-- START Entries shown --

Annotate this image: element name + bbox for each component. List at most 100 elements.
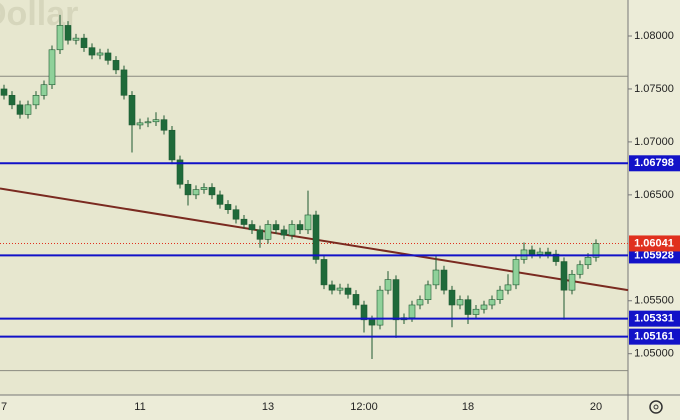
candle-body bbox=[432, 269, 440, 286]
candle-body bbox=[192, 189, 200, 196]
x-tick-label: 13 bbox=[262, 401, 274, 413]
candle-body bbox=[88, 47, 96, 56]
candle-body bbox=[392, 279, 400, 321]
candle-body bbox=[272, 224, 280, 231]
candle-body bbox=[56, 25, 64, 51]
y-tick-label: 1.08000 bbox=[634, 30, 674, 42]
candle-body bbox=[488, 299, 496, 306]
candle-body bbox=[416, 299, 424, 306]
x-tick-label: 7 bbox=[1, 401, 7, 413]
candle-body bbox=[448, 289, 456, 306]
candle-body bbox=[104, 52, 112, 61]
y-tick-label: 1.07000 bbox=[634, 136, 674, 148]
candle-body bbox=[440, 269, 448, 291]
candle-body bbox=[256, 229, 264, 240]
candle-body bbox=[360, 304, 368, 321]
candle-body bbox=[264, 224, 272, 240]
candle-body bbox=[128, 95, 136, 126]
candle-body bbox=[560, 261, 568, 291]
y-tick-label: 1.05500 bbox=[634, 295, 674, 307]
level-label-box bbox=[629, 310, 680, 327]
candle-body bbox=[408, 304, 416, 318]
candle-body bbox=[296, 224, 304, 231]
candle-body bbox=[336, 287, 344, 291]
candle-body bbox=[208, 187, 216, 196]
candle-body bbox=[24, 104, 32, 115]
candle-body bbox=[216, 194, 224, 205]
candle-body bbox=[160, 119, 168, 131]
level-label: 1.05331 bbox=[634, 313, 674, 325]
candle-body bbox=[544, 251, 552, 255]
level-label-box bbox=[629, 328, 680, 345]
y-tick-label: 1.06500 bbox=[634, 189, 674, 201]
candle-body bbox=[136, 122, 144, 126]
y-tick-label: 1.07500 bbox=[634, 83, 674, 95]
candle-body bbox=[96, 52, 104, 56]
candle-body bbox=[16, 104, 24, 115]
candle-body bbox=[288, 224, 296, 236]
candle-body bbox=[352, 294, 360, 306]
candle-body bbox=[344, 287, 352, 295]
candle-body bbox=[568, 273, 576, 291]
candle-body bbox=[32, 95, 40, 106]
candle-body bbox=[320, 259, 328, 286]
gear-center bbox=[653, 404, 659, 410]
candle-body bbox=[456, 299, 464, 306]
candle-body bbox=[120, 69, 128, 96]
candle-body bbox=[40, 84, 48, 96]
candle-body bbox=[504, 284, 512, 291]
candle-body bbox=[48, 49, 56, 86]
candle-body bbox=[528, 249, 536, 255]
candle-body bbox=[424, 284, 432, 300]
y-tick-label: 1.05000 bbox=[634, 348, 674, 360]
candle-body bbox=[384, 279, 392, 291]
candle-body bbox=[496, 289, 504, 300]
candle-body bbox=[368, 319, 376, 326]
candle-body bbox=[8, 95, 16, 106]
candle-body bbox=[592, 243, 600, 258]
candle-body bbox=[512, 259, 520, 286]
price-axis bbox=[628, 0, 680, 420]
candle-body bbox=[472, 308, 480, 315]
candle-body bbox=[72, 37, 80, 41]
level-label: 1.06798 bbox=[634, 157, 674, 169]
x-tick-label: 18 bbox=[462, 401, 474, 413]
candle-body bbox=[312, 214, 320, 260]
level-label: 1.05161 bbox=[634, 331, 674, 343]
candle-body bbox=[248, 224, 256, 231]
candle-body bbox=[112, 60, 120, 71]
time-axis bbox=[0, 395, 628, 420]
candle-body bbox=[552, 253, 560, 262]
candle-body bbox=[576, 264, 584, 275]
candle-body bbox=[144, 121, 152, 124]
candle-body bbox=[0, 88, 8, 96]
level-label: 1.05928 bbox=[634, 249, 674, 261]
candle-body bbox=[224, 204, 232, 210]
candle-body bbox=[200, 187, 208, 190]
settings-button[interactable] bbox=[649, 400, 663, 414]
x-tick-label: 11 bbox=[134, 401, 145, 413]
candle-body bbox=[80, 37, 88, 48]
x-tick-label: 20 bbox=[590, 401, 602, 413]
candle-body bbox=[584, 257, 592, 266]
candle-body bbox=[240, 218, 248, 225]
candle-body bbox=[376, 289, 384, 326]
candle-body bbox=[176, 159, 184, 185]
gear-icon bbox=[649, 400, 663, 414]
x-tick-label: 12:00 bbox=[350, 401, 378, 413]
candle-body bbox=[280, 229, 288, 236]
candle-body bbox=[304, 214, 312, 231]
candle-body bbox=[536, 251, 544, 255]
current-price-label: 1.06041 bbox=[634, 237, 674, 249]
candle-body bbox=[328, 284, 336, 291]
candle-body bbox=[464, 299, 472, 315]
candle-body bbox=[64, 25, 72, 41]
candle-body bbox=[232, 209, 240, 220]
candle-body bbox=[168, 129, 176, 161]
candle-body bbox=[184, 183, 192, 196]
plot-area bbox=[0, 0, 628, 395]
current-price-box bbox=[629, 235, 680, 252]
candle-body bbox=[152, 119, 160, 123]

-- END Entries shown --
-- START Entries shown --

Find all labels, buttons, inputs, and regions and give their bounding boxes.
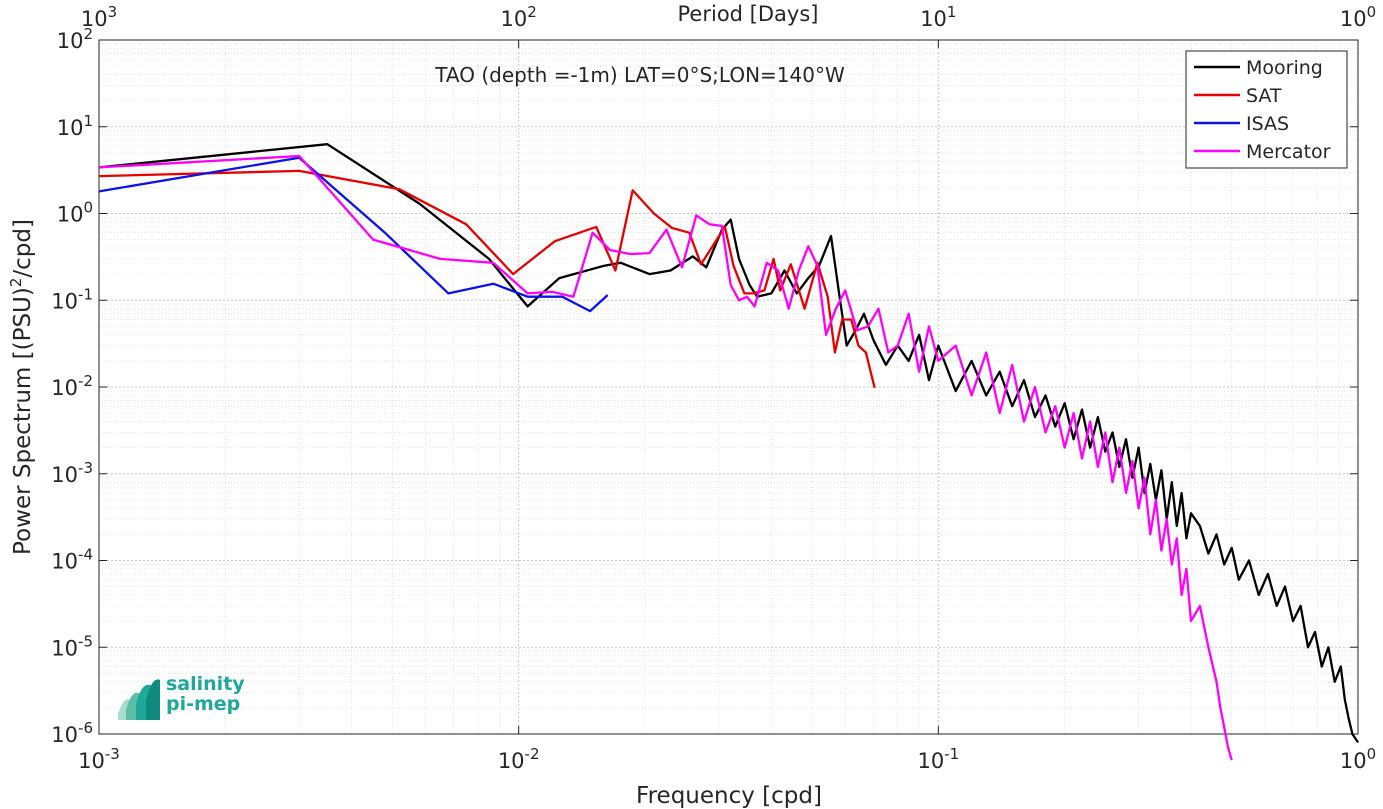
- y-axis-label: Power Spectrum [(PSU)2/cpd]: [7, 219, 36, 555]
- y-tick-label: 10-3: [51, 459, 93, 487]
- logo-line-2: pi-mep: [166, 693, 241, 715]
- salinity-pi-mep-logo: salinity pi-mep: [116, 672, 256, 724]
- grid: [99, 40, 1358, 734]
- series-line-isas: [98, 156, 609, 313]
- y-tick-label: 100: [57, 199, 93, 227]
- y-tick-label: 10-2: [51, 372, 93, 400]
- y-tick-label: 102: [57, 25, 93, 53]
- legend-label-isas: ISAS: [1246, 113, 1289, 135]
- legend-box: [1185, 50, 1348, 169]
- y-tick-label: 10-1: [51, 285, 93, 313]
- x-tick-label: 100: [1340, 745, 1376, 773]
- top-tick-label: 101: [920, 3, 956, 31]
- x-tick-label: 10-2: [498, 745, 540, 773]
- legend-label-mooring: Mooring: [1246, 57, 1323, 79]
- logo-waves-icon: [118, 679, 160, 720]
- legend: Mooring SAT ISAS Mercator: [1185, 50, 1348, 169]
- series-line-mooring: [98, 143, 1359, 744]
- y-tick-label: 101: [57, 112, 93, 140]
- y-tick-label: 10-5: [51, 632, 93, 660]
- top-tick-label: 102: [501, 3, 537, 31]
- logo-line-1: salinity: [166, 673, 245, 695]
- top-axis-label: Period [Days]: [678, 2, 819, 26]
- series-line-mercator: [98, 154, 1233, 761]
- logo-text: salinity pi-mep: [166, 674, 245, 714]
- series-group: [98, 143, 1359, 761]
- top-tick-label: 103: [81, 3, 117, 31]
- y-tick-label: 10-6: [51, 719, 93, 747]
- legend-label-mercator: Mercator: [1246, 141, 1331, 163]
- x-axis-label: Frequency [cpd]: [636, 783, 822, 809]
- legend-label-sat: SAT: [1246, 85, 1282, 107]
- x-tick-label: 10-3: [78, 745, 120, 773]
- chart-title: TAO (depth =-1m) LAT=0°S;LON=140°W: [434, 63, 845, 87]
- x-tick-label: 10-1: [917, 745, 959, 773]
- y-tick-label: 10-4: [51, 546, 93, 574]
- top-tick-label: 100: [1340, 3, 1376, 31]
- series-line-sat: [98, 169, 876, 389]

-- END Entries shown --

◆ Requirement: Render the lines of the listing above as a JSON list of strings, one string per line and blank lines omitted, starting at the line containing "candle-body bbox=[432, 269, 440, 286]" and ending at the line containing "y-tick-label: 1.08000 bbox=[634, 30, 674, 42]".

◆ Output below:
[
  "candle-body bbox=[432, 269, 440, 286]",
  "candle-body bbox=[192, 189, 200, 196]",
  "x-tick-label: 13 bbox=[262, 401, 274, 413]",
  "candle-body bbox=[88, 47, 96, 56]",
  "candle-body bbox=[392, 279, 400, 321]",
  "candle-body bbox=[272, 224, 280, 231]",
  "candle-body bbox=[56, 25, 64, 51]",
  "y-tick-label: 1.08000 bbox=[634, 30, 674, 42]"
]